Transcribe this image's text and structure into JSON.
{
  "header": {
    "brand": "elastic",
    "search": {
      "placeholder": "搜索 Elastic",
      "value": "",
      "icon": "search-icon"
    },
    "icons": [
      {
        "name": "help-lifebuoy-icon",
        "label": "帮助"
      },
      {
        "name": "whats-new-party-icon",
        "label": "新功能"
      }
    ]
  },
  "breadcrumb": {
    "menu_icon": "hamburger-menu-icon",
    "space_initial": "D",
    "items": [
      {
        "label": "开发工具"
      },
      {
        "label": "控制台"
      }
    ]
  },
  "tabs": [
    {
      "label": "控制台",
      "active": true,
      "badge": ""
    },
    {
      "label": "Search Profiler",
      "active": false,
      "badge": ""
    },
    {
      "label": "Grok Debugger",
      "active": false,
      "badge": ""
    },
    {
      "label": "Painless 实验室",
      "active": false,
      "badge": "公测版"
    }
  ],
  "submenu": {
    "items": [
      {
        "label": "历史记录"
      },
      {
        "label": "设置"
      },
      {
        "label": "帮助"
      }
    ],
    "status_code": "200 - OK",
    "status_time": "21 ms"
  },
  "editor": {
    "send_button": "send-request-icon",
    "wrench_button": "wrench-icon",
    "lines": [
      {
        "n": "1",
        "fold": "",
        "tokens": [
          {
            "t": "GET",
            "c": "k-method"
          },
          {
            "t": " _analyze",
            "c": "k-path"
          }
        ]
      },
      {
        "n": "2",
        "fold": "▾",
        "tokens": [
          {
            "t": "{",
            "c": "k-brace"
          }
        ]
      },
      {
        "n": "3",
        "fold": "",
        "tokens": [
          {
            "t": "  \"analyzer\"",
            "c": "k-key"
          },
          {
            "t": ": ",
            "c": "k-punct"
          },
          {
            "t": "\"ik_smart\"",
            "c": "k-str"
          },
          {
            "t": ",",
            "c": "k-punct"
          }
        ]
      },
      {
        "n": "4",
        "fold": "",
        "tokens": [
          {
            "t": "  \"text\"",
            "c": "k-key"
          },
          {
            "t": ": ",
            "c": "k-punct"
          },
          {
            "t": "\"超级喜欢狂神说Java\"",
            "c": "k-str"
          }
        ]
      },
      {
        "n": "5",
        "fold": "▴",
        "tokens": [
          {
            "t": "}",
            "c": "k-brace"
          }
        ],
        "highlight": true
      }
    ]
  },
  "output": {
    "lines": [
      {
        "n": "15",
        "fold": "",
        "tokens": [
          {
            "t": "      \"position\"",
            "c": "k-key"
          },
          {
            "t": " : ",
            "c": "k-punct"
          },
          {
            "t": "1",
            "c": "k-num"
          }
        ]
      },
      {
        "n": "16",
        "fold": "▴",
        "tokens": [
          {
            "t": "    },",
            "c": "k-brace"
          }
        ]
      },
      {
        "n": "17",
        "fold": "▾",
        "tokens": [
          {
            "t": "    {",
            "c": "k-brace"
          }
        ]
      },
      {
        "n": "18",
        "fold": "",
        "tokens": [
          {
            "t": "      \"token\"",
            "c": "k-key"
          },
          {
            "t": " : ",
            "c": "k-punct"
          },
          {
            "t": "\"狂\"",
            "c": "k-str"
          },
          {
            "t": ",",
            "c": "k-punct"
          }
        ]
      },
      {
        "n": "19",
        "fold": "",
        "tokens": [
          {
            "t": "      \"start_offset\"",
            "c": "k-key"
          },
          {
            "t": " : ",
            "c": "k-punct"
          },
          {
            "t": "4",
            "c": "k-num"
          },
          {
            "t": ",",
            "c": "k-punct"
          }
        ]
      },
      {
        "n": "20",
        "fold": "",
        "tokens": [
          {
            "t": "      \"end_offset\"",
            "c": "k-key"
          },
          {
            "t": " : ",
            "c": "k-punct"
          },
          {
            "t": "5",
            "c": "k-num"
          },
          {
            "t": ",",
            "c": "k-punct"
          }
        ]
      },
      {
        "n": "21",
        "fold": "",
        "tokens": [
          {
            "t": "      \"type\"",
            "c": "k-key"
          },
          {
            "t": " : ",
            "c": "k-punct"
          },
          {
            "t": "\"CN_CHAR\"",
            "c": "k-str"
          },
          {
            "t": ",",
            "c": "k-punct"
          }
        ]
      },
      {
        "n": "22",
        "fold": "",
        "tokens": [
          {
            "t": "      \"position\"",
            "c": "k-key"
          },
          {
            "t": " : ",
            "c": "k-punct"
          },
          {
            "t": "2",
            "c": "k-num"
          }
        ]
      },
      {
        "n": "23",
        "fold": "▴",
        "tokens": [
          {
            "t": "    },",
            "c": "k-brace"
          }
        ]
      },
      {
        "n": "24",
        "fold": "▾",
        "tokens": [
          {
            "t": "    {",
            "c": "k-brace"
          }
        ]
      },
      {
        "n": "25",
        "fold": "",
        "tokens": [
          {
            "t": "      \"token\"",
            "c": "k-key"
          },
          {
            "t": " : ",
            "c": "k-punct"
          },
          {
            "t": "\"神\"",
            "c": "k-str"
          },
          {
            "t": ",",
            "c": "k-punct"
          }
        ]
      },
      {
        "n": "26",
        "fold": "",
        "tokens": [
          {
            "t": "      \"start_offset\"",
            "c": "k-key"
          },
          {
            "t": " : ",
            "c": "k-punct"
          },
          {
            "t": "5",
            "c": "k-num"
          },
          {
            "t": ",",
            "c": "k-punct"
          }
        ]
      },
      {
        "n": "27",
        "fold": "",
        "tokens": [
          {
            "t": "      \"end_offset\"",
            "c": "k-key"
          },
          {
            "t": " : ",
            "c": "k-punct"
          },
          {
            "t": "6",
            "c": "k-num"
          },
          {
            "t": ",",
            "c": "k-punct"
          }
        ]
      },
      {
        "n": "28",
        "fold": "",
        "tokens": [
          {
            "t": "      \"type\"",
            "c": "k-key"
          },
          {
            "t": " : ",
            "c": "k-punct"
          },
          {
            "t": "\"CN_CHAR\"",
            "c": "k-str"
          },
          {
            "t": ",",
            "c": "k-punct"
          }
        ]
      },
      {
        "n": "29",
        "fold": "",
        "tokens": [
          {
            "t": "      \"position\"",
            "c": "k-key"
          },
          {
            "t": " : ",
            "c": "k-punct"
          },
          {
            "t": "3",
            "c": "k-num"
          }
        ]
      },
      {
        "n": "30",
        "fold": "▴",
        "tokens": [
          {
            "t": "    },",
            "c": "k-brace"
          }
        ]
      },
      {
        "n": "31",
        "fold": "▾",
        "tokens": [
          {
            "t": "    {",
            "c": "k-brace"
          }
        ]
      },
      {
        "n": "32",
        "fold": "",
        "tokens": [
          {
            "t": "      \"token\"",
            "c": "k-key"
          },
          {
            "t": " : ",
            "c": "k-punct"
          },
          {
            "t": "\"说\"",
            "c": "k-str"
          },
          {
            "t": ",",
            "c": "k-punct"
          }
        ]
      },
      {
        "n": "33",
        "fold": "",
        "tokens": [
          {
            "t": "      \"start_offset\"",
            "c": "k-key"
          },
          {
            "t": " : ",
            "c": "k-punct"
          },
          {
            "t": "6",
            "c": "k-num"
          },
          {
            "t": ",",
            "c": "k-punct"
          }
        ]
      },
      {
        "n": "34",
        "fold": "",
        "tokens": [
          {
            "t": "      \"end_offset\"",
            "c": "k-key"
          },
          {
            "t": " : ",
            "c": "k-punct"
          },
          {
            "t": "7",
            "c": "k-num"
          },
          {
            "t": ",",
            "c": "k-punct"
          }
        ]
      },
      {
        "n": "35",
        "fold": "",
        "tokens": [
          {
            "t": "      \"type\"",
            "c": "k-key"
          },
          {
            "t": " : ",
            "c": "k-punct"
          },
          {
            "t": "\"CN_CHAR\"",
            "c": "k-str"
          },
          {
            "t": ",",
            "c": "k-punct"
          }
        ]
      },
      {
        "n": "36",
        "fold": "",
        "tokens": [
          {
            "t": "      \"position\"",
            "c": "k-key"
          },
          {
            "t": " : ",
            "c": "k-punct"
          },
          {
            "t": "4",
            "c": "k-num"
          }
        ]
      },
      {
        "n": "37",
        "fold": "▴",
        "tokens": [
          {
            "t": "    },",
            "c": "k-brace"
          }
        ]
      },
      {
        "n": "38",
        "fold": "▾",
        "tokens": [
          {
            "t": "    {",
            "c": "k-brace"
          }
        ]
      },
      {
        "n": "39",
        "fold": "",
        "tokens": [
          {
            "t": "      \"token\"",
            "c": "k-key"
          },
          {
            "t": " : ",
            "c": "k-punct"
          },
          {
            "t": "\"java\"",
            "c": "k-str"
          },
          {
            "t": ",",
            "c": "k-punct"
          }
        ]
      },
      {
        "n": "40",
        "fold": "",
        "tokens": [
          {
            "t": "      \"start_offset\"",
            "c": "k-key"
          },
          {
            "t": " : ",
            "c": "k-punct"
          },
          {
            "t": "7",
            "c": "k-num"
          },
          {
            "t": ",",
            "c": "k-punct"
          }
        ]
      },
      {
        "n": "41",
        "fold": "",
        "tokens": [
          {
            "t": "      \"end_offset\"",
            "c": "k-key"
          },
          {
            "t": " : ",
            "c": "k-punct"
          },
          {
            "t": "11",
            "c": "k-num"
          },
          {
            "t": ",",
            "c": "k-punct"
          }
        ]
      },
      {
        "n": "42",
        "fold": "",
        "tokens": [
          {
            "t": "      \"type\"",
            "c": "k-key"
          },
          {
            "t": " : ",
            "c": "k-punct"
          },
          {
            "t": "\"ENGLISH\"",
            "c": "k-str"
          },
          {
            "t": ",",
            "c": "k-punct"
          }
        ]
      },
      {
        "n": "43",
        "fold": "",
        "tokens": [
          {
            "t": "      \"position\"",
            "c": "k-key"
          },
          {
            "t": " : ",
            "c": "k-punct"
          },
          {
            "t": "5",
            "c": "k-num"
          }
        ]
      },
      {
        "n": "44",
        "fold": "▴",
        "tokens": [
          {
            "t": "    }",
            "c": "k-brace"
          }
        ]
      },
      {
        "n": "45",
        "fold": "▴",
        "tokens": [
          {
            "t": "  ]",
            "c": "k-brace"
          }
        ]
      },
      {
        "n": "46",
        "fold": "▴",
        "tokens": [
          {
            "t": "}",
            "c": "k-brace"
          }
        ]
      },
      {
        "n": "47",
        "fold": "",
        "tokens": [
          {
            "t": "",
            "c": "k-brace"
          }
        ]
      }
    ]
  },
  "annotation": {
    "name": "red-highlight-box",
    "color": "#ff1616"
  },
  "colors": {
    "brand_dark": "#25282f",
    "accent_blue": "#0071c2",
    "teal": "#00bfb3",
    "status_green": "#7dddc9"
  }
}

-.-.-

• **What you are asked to do**
Search the listing above for the string "highlight". Copy every line that contains it.

• **Correct answer**
        "highlight": true
    "name": "red-highlight-box",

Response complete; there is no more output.